Images excluded, repeat each entry below exactly.
============================================================
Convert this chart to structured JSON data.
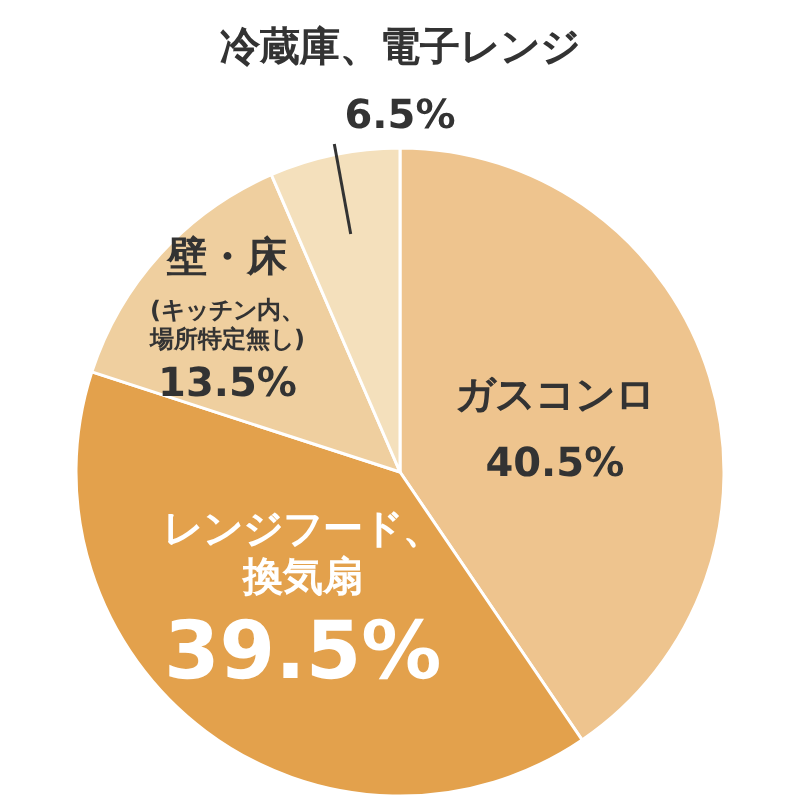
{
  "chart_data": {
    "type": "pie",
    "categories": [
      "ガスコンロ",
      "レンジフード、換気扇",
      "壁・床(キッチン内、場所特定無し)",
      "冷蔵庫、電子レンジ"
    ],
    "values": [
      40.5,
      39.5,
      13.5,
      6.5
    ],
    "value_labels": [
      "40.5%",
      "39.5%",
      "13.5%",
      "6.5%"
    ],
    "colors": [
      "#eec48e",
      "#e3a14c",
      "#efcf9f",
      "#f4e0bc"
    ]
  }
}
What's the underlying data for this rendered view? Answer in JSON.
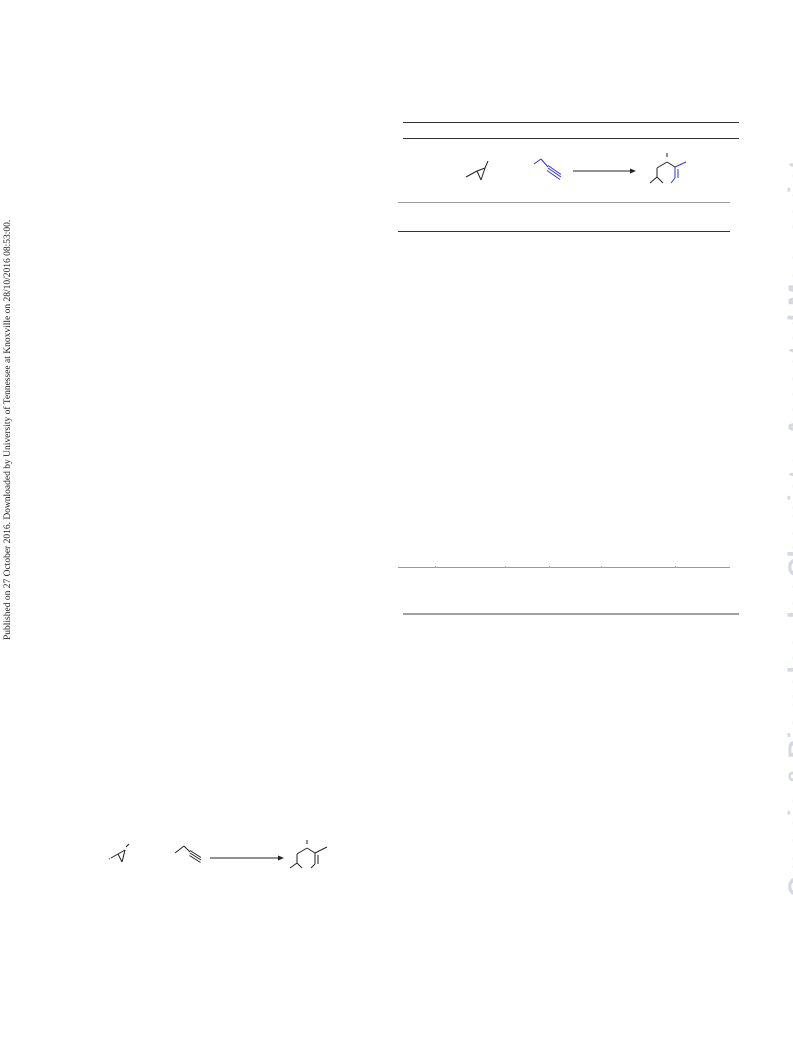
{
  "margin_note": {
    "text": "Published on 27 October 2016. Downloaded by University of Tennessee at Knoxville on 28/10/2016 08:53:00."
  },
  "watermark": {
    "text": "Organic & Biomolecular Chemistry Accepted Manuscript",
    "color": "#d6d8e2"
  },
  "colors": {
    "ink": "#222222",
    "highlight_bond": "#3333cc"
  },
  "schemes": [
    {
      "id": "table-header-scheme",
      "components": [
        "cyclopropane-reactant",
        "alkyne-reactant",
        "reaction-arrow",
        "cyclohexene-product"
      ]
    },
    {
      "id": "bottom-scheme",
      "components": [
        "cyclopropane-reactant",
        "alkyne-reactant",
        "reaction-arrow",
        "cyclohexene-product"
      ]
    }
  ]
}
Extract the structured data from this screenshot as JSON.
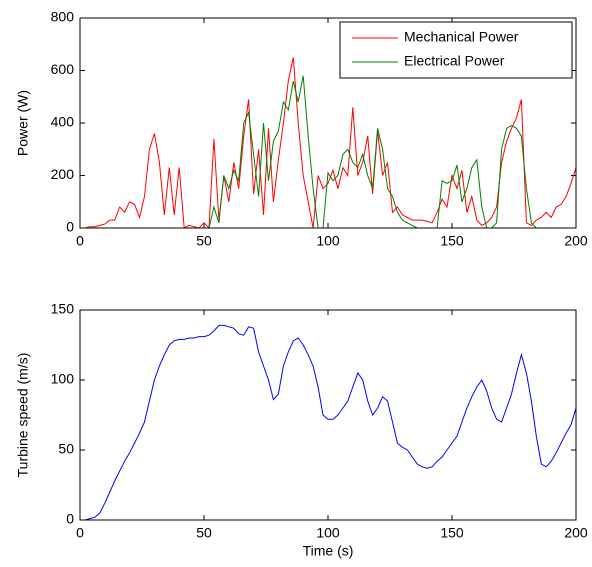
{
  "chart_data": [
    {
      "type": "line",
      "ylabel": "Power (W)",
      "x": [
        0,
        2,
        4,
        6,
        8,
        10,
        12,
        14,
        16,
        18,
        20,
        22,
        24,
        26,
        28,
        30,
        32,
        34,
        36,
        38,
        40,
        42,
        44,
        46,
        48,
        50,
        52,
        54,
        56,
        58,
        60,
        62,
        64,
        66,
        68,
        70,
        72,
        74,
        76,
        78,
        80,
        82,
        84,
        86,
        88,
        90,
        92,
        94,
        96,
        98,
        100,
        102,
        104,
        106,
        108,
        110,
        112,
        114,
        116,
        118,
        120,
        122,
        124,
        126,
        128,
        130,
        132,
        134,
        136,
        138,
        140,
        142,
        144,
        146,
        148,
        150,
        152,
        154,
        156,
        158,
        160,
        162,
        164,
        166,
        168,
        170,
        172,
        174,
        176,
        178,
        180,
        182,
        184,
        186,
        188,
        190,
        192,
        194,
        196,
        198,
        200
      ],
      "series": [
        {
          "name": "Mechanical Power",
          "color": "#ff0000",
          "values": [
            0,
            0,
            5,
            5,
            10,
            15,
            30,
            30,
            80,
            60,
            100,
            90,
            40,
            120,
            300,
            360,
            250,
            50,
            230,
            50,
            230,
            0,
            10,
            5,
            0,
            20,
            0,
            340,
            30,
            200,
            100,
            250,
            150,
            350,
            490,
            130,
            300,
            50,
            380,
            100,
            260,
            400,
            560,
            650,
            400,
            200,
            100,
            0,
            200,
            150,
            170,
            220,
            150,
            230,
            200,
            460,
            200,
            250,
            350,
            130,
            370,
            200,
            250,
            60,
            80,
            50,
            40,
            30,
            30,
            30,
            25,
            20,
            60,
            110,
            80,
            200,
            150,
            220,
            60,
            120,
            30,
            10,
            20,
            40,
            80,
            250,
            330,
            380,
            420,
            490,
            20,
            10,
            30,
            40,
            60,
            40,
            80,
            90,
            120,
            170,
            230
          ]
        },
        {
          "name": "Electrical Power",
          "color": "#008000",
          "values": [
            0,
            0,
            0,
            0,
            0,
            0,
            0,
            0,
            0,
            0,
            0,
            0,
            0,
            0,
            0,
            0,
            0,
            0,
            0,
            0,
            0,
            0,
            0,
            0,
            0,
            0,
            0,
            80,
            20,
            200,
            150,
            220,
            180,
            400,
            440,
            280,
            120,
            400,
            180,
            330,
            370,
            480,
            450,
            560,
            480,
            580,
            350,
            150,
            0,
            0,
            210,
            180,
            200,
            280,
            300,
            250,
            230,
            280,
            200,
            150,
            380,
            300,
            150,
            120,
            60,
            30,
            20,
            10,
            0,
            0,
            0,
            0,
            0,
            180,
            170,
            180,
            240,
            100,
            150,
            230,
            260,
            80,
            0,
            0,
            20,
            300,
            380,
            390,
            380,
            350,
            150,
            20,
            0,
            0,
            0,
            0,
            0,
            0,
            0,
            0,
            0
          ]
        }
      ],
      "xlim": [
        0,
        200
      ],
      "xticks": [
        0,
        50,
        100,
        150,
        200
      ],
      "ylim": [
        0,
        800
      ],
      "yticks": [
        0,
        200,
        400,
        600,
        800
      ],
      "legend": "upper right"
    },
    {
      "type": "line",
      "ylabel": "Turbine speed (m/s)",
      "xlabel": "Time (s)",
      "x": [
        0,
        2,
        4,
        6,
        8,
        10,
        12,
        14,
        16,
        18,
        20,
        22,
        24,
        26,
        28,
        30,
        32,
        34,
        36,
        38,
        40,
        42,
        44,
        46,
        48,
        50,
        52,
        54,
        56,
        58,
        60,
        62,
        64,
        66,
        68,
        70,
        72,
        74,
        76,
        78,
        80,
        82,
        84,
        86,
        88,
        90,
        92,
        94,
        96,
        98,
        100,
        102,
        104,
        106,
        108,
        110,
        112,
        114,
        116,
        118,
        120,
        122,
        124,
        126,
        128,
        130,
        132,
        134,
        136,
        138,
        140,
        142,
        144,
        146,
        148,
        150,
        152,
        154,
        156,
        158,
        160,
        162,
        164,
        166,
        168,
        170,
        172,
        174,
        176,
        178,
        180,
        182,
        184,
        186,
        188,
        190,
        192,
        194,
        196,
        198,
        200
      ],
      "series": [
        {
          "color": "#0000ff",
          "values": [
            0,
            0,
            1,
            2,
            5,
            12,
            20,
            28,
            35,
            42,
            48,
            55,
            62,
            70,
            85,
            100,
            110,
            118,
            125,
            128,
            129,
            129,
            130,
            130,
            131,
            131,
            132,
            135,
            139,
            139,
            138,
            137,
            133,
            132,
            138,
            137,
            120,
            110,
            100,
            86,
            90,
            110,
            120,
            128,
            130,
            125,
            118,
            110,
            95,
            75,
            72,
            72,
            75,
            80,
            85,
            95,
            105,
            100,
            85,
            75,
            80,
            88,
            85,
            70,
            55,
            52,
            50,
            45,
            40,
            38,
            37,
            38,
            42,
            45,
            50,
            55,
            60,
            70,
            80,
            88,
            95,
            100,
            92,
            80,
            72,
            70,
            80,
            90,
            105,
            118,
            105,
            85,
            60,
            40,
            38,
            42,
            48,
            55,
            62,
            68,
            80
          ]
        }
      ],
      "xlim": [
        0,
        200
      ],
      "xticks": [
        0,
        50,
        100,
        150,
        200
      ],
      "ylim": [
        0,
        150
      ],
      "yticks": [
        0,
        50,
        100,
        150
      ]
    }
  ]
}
============================================================
| ANSWER TO THE PROBLEM |
Convert this chart to structured JSON data.
{
  "chart_data": {
    "type": "pie",
    "categories": [
      "ガスコンロ",
      "レンジフード、換気扇",
      "壁・床(キッチン内、場所特定無し)",
      "冷蔵庫、電子レンジ"
    ],
    "values": [
      40.5,
      39.5,
      13.5,
      6.5
    ],
    "value_labels": [
      "40.5%",
      "39.5%",
      "13.5%",
      "6.5%"
    ],
    "colors": [
      "#eec48e",
      "#e3a14c",
      "#efcf9f",
      "#f4e0bc"
    ]
  }
}
What's the underlying data for this rendered view? Answer in JSON.
{
  "margin_note": {
    "text": "Published on 27 October 2016. Downloaded by University of Tennessee at Knoxville on 28/10/2016 08:53:00."
  },
  "watermark": {
    "text": "Organic & Biomolecular Chemistry Accepted Manuscript",
    "color": "#d6d8e2"
  },
  "colors": {
    "ink": "#222222",
    "highlight_bond": "#3333cc"
  },
  "schemes": [
    {
      "id": "table-header-scheme",
      "components": [
        "cyclopropane-reactant",
        "alkyne-reactant",
        "reaction-arrow",
        "cyclohexene-product"
      ]
    },
    {
      "id": "bottom-scheme",
      "components": [
        "cyclopropane-reactant",
        "alkyne-reactant",
        "reaction-arrow",
        "cyclohexene-product"
      ]
    }
  ]
}
Extract the structured data from this screenshot as JSON.
{
  "chart_data": [
    {
      "type": "line",
      "ylabel": "Power (W)",
      "x": [
        0,
        2,
        4,
        6,
        8,
        10,
        12,
        14,
        16,
        18,
        20,
        22,
        24,
        26,
        28,
        30,
        32,
        34,
        36,
        38,
        40,
        42,
        44,
        46,
        48,
        50,
        52,
        54,
        56,
        58,
        60,
        62,
        64,
        66,
        68,
        70,
        72,
        74,
        76,
        78,
        80,
        82,
        84,
        86,
        88,
        90,
        92,
        94,
        96,
        98,
        100,
        102,
        104,
        106,
        108,
        110,
        112,
        114,
        116,
        118,
        120,
        122,
        124,
        126,
        128,
        130,
        132,
        134,
        136,
        138,
        140,
        142,
        144,
        146,
        148,
        150,
        152,
        154,
        156,
        158,
        160,
        162,
        164,
        166,
        168,
        170,
        172,
        174,
        176,
        178,
        180,
        182,
        184,
        186,
        188,
        190,
        192,
        194,
        196,
        198,
        200
      ],
      "series": [
        {
          "name": "Mechanical Power",
          "color": "#ff0000",
          "values": [
            0,
            0,
            5,
            5,
            10,
            15,
            30,
            30,
            80,
            60,
            100,
            90,
            40,
            120,
            300,
            360,
            250,
            50,
            230,
            50,
            230,
            0,
            10,
            5,
            0,
            20,
            0,
            340,
            30,
            200,
            100,
            250,
            150,
            350,
            490,
            130,
            300,
            50,
            380,
            100,
            260,
            400,
            560,
            650,
            400,
            200,
            100,
            0,
            200,
            150,
            170,
            220,
            150,
            230,
            200,
            460,
            200,
            250,
            350,
            130,
            370,
            200,
            250,
            60,
            80,
            50,
            40,
            30,
            30,
            30,
            25,
            20,
            60,
            110,
            80,
            200,
            150,
            220,
            60,
            120,
            30,
            10,
            20,
            40,
            80,
            250,
            330,
            380,
            420,
            490,
            20,
            10,
            30,
            40,
            60,
            40,
            80,
            90,
            120,
            170,
            230
          ]
        },
        {
          "name": "Electrical Power",
          "color": "#008000",
          "values": [
            0,
            0,
            0,
            0,
            0,
            0,
            0,
            0,
            0,
            0,
            0,
            0,
            0,
            0,
            0,
            0,
            0,
            0,
            0,
            0,
            0,
            0,
            0,
            0,
            0,
            0,
            0,
            80,
            20,
            200,
            150,
            220,
            180,
            400,
            440,
            280,
            120,
            400,
            180,
            330,
            370,
            480,
            450,
            560,
            480,
            580,
            350,
            150,
            0,
            0,
            210,
            180,
            200,
            280,
            300,
            250,
            230,
            280,
            200,
            150,
            380,
            300,
            150,
            120,
            60,
            30,
            20,
            10,
            0,
            0,
            0,
            0,
            0,
            180,
            170,
            180,
            240,
            100,
            150,
            230,
            260,
            80,
            0,
            0,
            20,
            300,
            380,
            390,
            380,
            350,
            150,
            20,
            0,
            0,
            0,
            0,
            0,
            0,
            0,
            0,
            0
          ]
        }
      ],
      "xlim": [
        0,
        200
      ],
      "xticks": [
        0,
        50,
        100,
        150,
        200
      ],
      "ylim": [
        0,
        800
      ],
      "yticks": [
        0,
        200,
        400,
        600,
        800
      ],
      "legend": "upper right"
    },
    {
      "type": "line",
      "ylabel": "Turbine speed (m/s)",
      "xlabel": "Time (s)",
      "x": [
        0,
        2,
        4,
        6,
        8,
        10,
        12,
        14,
        16,
        18,
        20,
        22,
        24,
        26,
        28,
        30,
        32,
        34,
        36,
        38,
        40,
        42,
        44,
        46,
        48,
        50,
        52,
        54,
        56,
        58,
        60,
        62,
        64,
        66,
        68,
        70,
        72,
        74,
        76,
        78,
        80,
        82,
        84,
        86,
        88,
        90,
        92,
        94,
        96,
        98,
        100,
        102,
        104,
        106,
        108,
        110,
        112,
        114,
        116,
        118,
        120,
        122,
        124,
        126,
        128,
        130,
        132,
        134,
        136,
        138,
        140,
        142,
        144,
        146,
        148,
        150,
        152,
        154,
        156,
        158,
        160,
        162,
        164,
        166,
        168,
        170,
        172,
        174,
        176,
        178,
        180,
        182,
        184,
        186,
        188,
        190,
        192,
        194,
        196,
        198,
        200
      ],
      "series": [
        {
          "color": "#0000ff",
          "values": [
            0,
            0,
            1,
            2,
            5,
            12,
            20,
            28,
            35,
            42,
            48,
            55,
            62,
            70,
            85,
            100,
            110,
            118,
            125,
            128,
            129,
            129,
            130,
            130,
            131,
            131,
            132,
            135,
            139,
            139,
            138,
            137,
            133,
            132,
            138,
            137,
            120,
            110,
            100,
            86,
            90,
            110,
            120,
            128,
            130,
            125,
            118,
            110,
            95,
            75,
            72,
            72,
            75,
            80,
            85,
            95,
            105,
            100,
            85,
            75,
            80,
            88,
            85,
            70,
            55,
            52,
            50,
            45,
            40,
            38,
            37,
            38,
            42,
            45,
            50,
            55,
            60,
            70,
            80,
            88,
            95,
            100,
            92,
            80,
            72,
            70,
            80,
            90,
            105,
            118,
            105,
            85,
            60,
            40,
            38,
            42,
            48,
            55,
            62,
            68,
            80
          ]
        }
      ],
      "xlim": [
        0,
        200
      ],
      "xticks": [
        0,
        50,
        100,
        150,
        200
      ],
      "ylim": [
        0,
        150
      ],
      "yticks": [
        0,
        50,
        100,
        150
      ]
    }
  ]
}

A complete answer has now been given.